* To be done
Search the records for the word "ffffff" and pick out every line that has it.

[Data tied to figure images]
**********
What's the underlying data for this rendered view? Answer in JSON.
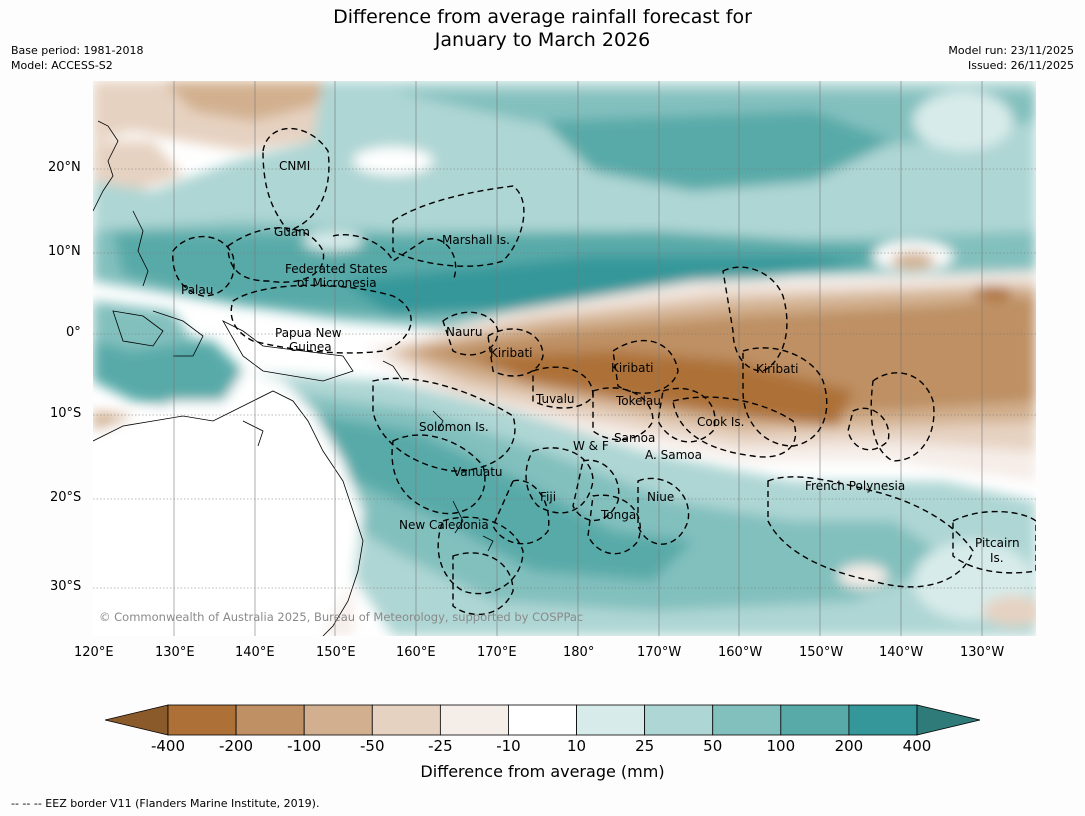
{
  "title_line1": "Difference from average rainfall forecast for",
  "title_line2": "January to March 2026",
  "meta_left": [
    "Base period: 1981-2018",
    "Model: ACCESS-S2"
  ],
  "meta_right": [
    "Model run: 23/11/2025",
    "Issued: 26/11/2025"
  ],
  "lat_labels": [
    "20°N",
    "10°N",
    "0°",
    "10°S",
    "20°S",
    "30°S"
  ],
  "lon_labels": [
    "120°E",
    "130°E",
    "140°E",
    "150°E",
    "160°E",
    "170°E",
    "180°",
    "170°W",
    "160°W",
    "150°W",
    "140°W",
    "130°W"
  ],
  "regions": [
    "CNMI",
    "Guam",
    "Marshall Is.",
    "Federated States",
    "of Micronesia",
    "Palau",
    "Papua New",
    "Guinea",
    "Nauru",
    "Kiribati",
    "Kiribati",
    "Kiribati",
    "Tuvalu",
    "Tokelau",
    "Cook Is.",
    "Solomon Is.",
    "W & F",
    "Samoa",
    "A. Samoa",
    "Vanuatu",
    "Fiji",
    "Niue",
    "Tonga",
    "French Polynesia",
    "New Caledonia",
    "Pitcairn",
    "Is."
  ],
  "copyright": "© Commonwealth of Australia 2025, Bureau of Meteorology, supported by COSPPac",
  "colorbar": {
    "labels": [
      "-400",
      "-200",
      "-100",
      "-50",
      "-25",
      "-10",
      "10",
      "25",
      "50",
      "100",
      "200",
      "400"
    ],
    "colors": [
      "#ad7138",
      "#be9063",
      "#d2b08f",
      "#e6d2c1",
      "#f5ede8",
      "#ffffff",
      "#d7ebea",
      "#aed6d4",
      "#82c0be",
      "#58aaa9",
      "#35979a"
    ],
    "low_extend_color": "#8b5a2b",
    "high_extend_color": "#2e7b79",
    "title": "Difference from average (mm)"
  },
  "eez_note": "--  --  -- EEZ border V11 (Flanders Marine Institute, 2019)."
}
**********
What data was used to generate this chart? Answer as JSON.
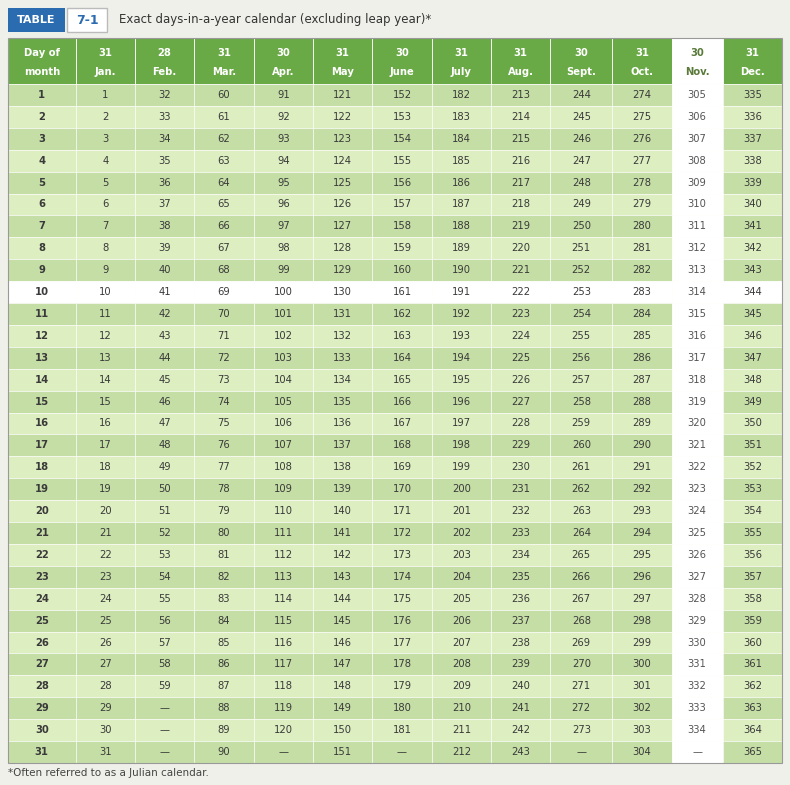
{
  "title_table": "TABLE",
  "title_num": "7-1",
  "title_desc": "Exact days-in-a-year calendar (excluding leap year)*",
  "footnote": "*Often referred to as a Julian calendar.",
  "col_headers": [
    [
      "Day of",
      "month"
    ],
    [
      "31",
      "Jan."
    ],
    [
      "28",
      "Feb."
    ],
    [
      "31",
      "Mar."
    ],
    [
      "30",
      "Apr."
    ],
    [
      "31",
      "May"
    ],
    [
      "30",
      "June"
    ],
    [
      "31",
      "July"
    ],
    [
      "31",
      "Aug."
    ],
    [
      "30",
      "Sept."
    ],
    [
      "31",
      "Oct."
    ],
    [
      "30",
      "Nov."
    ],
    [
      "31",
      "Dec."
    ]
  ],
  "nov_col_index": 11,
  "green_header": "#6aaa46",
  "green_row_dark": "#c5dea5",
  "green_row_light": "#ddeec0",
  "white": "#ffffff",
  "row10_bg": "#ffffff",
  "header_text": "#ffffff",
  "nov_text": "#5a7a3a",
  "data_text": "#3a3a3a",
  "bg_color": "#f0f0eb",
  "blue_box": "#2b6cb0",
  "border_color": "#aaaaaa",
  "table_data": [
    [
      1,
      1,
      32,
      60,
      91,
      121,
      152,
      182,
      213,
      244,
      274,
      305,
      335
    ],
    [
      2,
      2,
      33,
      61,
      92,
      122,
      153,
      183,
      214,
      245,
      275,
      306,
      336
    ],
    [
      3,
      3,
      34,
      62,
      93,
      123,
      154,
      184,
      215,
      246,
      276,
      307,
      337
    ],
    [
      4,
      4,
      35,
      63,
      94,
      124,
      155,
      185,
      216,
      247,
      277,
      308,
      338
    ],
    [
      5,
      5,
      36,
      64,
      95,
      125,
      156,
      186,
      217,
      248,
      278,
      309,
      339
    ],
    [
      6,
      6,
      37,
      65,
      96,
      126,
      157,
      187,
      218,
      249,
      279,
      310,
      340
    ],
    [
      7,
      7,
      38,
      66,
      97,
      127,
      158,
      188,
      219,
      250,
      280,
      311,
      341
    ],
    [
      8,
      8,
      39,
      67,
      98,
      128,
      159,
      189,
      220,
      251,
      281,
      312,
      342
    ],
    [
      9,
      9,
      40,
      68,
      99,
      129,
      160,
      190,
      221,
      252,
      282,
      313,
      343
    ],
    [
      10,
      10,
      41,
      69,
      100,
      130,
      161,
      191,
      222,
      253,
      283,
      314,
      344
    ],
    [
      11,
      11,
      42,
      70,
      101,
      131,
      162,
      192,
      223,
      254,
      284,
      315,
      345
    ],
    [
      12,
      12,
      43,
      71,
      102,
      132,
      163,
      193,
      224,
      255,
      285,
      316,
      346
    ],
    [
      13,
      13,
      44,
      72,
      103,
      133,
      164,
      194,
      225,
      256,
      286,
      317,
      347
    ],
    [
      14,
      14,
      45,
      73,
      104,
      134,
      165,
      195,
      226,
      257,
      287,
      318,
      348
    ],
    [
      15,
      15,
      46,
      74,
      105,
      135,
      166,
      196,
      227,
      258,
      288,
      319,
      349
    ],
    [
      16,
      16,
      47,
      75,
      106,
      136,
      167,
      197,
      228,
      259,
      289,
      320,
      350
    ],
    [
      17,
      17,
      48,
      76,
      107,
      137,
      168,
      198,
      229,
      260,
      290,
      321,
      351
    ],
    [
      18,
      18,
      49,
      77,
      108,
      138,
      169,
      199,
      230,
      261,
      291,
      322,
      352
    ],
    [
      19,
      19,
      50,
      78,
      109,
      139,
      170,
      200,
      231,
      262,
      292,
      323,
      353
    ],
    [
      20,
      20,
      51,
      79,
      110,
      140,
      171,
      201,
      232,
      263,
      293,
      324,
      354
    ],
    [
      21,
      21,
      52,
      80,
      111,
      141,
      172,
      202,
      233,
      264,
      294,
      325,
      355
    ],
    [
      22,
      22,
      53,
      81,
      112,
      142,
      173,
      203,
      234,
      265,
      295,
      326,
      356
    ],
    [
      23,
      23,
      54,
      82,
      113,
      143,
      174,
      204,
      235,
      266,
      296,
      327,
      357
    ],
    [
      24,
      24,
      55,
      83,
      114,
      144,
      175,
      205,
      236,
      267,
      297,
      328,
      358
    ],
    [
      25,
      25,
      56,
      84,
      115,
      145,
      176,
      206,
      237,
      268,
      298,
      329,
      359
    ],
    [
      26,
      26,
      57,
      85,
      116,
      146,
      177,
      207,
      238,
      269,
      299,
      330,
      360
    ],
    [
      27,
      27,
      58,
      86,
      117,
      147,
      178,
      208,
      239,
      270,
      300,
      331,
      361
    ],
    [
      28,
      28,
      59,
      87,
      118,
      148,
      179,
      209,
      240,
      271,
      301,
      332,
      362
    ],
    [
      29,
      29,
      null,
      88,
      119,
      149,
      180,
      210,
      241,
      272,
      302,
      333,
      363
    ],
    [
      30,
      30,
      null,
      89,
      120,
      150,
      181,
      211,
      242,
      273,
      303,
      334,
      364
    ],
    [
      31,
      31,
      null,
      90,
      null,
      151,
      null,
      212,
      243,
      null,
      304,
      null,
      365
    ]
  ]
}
**********
* Result of the exercise
      "#ffffff",
  "white": "#ffffff",
  "row10_bg": "#ffffff",
  "header_text": "#ffffff",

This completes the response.